- [Your instructions]: Give only the number of lines in the data that contain the word "ෂයයන".

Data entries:
════

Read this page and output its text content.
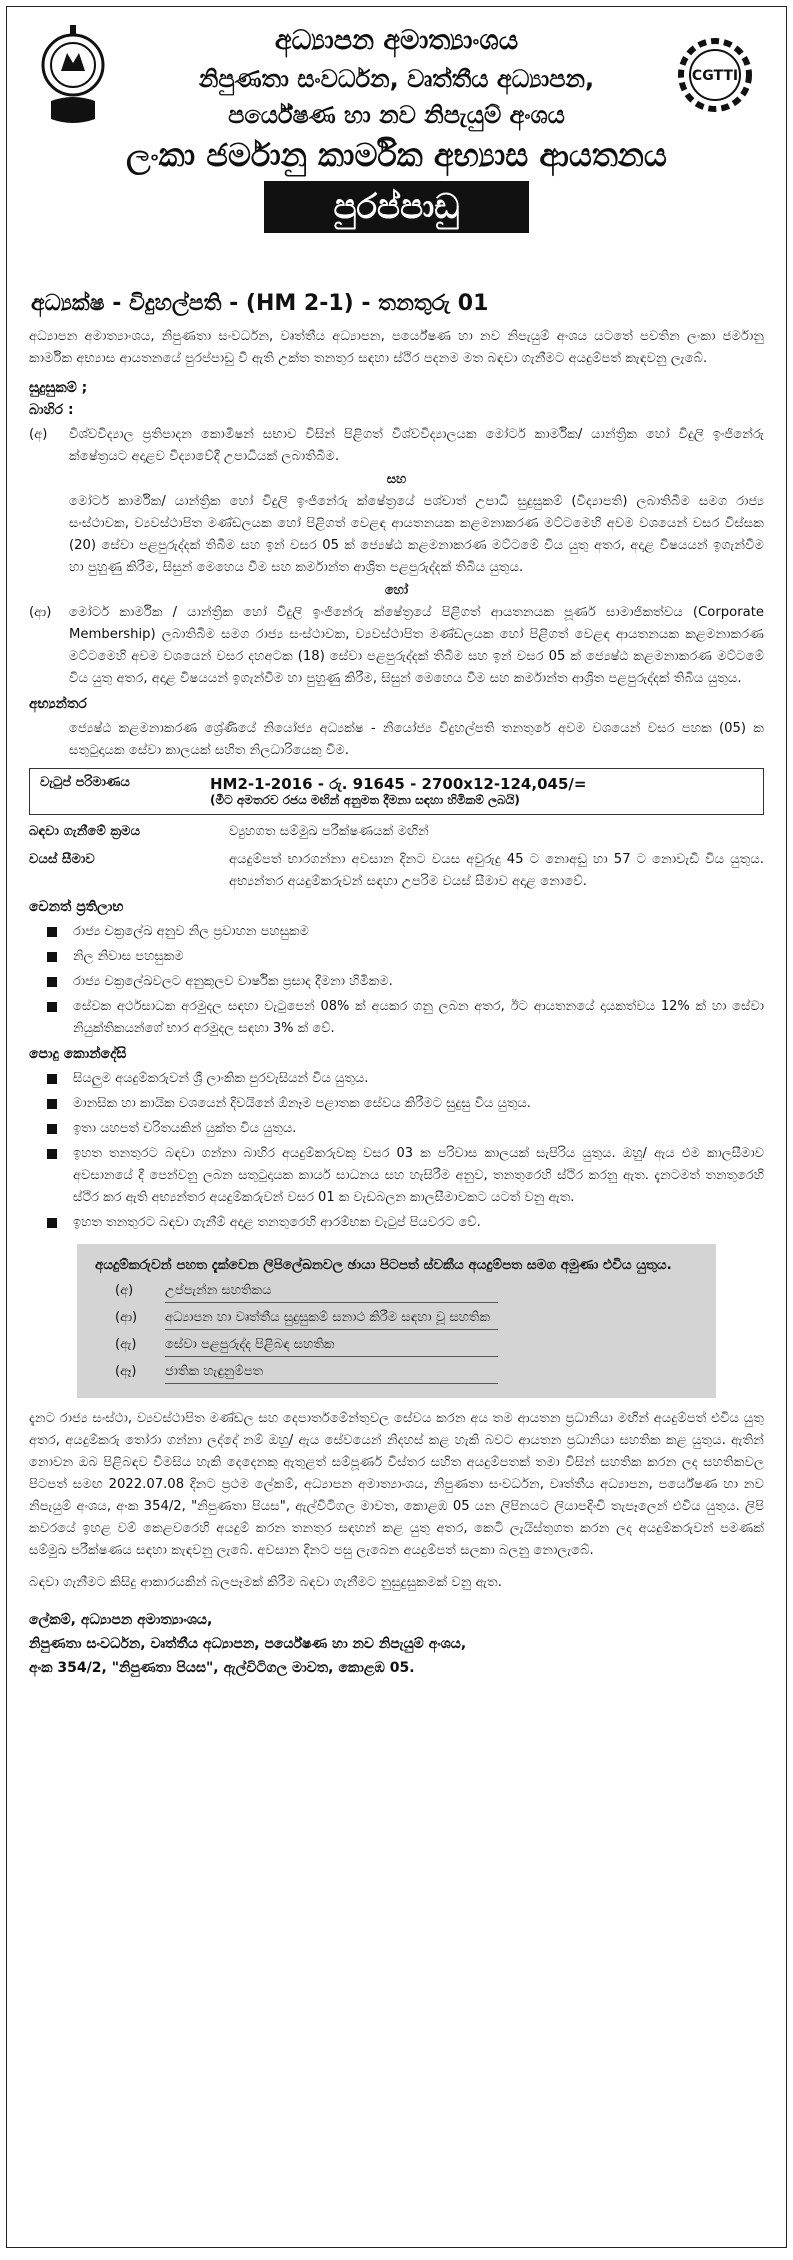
CGTTI
අධ්‍යාපන අමාත්‍යාංශය
නිපුණතා සංවර්ධන, වෘත්තීය අධ්‍යාපන,
පර්යේෂණ හා නව නිපැයුම් අංශය
ලංකා ජර්මානු කාර්මික අභ්‍යාස ආයතනය
පුරප්පාඩු
අධ්‍යක්ෂ - විදුහල්පති - (HM 2-1) - තනතුරු 01
අධ්‍යාපන අමාත්‍යාංශය, නිපුණතා සංවර්ධන, වෘත්තීය අධ්‍යාපන, පර්යේෂණ හා නව නිපැයුම් අංශය යටතේ පවතින ලංකා ජර්මානු කාර්මික අභ්‍යාස ආයතනයේ පුරප්පාඩු වී ඇති උක්ත තනතුර සඳහා ස්ථිර පදනම මත බඳවා ගැනීමට අයදුම්පත් කැඳවනු ලැබේ.
සුදුසුකම් ;
බාහිර :
(අ)	විශ්වවිද්‍යාල ප්‍රතිපාදන කොමිෂන් සභාව විසින් පිළිගත් විශ්වවිද්‍යාලයක මෝටර් කාර්මික/ යාන්ත්‍රික හෝ විදුලි ඉංජිනේරු ක්ෂේත්‍රයට අදාළව විද්‍යාවේදී උපාධියක් ලබාතිබීම.
සහ
මෝටර් කාර්මික/ යාන්ත්‍රික හෝ විදුලි ඉංජිනේරු ක්ෂේත්‍රයේ පශ්චාත් උපාධි සුදුසුකම් (විද්‍යාපති) ලබාතිබීම සමග රාජ්‍ය සංස්ථාවක, ව්‍යවස්ථාපිත මණ්ඩලයක හෝ පිළිගත් වෙළඳ ආයතනයක කළමනාකරණ මට්ටමෙහි අවම වශයෙන් වසර විස්සක (20) සේවා පළපුරුද්දක් තිබීම සහ ඉන් වසර 05 ක් ජ්‍යෙෂ්ඨ කළමනාකරණ මට්ටමේ විය යුතු අතර, අදාළ විෂයයන් ඉගැන්වීම හා පුහුණු කිරීම, සිසුන් මෙහෙය වීම සහ කර්මාන්ත ආශ්‍රිත පළපුරුද්දක් තිබිය යුතුය.
හෝ
(ආ)	මෝටර් කාර්මික / යාන්ත්‍රික හෝ විදුලි ඉංජිනේරු ක්ෂේත්‍රයේ පිළිගත් ආයතනයක පූර්ණ සාමාජිකත්වය (Corporate Membership) ලබාතිබීම සමග රාජ්‍ය සංස්ථාවක, ව්‍යවස්ථාපිත මණ්ඩලයක හෝ පිළිගත් වෙළඳ ආයතනයක කළමනාකරණ මට්ටමෙහි අවම වශයෙන් වසර දහඅටක (18) සේවා පළපුරුද්දක් තිබීම සහ ඉන් වසර 05 ක් ජ්‍යෙෂ්ඨ කළමනාකරණ මට්ටමේ විය යුතු අතර, අදාළ විෂයයන් ඉගැන්වීම හා පුහුණු කිරීම, සිසුන් මෙහෙය වීම සහ කර්මාන්ත ආශ්‍රිත පළපුරුද්දක් තිබිය යුතුය.
අභ්‍යන්තර
ජ්‍යෙෂ්ඨ කළමනාකරණ ශ්‍රේණියේ නියෝජ්‍ය අධ්‍යක්ෂ - නියෝජ්‍ය විදුහල්පති තනතුරේ අවම වශයෙන් වසර පහක (05) ක සතුටුදායක සේවා කාලයක් සහිත නිලධාරියෙකු විම.
වැටුප් පරිමාණය	HM2-1-2016 - රු. 91645 - 2700x12-124,045/=
(මීට අමතරව රජය මඟින් අනුමත දීමනා සඳහා හිමිකම් ලබයි)
බඳවා ගැනීමේ ක්‍රමය	ව්‍යුහගත සම්මුඛ පරීක්ෂණයක් මඟින්
වයස් සීමාව	අයදුම්පත් භාරගන්නා අවසාන දිනට වයස අවුරුදු 45 ට නොඅඩු හා 57 ට නොවැඩි විය යුතුය. අභ්‍යන්තර අයදුම්කරුවන් සඳහා උපරිම වයස් සීමාව අදාළ නොවේ.
වෙනත් ප්‍රතිලාභ
රාජ්‍ය චක්‍රලේඛ අනුව නිල ප්‍රවාහන පහසුකම
නිල නිවාස පහසුකම
රාජ්‍ය චක්‍රලේඛවලට අනුකූලව වාර්ෂික ප්‍රසාද දීමනා හිමිකම.
සේවක අර්ථසාධක අරමුදල සඳහා වැටුපෙන් 08% ක් අයකර ගනු ලබන අතර, ඊට ආයතනයේ දායකත්වය 12% ක් හා සේවා නියුක්තිකයන්ගේ භාර අරමුදල සඳහා 3% ක් වේ.
පොදු කොන්දේසි
සියලුම අයදුම්කරුවන් ශ්‍රී ලාංකික පුරවැසියන් විය යුතුය.
මානසික හා කායික වශයෙන් දිවයිනේ ඕනෑම පළාතක සේවය කිරීමට සුදුසු විය යුතුය.
ඉතා යහපත් චරිතයකින් යුක්ත විය යුතුය.
ඉහත තනතුරට බඳවා ගන්නා බාහිර අයදුම්කරුවකු වසර 03 ක පරිවාස කාලයක් සැපිරිය යුතුය. ඔහු/ ඇය එම කාලසීමාව අවසානයේ දී පෙන්වනු ලබන සතුටුදායක කාර්ය සාධනය සහ හැසිරීම අනුව, තනතුරෙහි ස්ථිර කරනු ඇත. දැනටමත් තනතුරෙහි ස්ථිර කර ඇති අභ්‍යන්තර අයදුම්කරුවන් වසර 01 ක වැඩබලන කාලසීමාවකට යටත් වනු ඇත.
ඉහත තනතුරට බඳවා ගැනීම් අදාළ තනතුරෙහි ආරම්භක වැටුප් පියවරට වේ.
අයදුම්කරුවන් පහත දැක්වෙන ලිපිලේඛනවල ඡායා පිටපත් ස්වකීය අයදුම්පත සමග අමුණා එවිය යුතුය.
(අ)	උප්පැන්න සහතිකය
(ආ)	අධ්‍යාපන හා වෘත්තීය සුදුසුකම් සනාථ කිරීම සඳහා වූ සහතික
(ඇ)	සේවා පළපුරුද්ද පිළිබඳ සහතික
(ඈ)	ජාතික හැඳුනුම්පත
දැනට රාජ්‍ය සංස්ථා, ව්‍යවස්ථාපිත මණ්ඩල සහ දෙපාර්තමේන්තුවල සේවය කරන අය තම ආයතන ප්‍රධානියා මඟින් අයදුම්පත් එවිය යුතු අතර, අයදුම්කරු තෝරා ගන්නා ලද්දේ නම් ඔහු/ ඇය සේවයෙන් නිදහස් කළ හැකි බවට ආයතන ප්‍රධානියා සහතික කළ යුතුය. ඇතින් නොවන ඔබ පිළිබඳව විමසිය හැකි දෙදෙනකු ඇතුළත් සම්පූර්ණ විස්තර සහිත අයදුම්පතක් තමා විසින් සහතික කරන ලද සහතිකවල පිටපත් සමඟ 2022.07.08 දිනට ප්‍රථම ලේකම්, අධ්‍යාපන අමාත්‍යාංශය, නිපුණතා සංවර්ධන, වෘත්තීය අධ්‍යාපන, පර්යේෂණ හා නව නිපැයුම් අංශය, අංක 354/2, "නිපුණතා පියස", ඇල්විටිගල මාවත, කොළඹ 05 යන ලිපිනයට ලියාපදිංචි තැපෑලෙන් එවිය යුතුය. ලිපි කවරයේ ඉහළ වම් කෙළවරෙහි අයදුම් කරන තනතුර සඳහන් කළ යුතු අතර, කෙටි ලැයිස්තුගත කරන ලද අයදුම්කරුවන් පමණක් සම්මුඛ පරීක්ෂණය සඳහා කැඳවනු ලැබේ. අවසාන දිනට පසු ලැබෙන අයදුම්පත් සලකා බලනු නොලැබේ.
බඳවා ගැනීමට කිසිදු ආකාරයකින් බලපෑමක් කිරීම බඳවා ගැනීමට නුසුදුසුකමක් වනු ඇත.
ලේකම්, අධ්‍යාපන අමාත්‍යාංශය,
නිපුණතා සංවර්ධන, වෘත්තීය අධ්‍යාපන, පර්යේෂණ හා නව නිපැයුම් අංශය,
අංක 354/2, "නිපුණතා පියස", ඇල්විටිගල මාවත, කොළඹ 05.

════

- [Solution to this exercise]: 2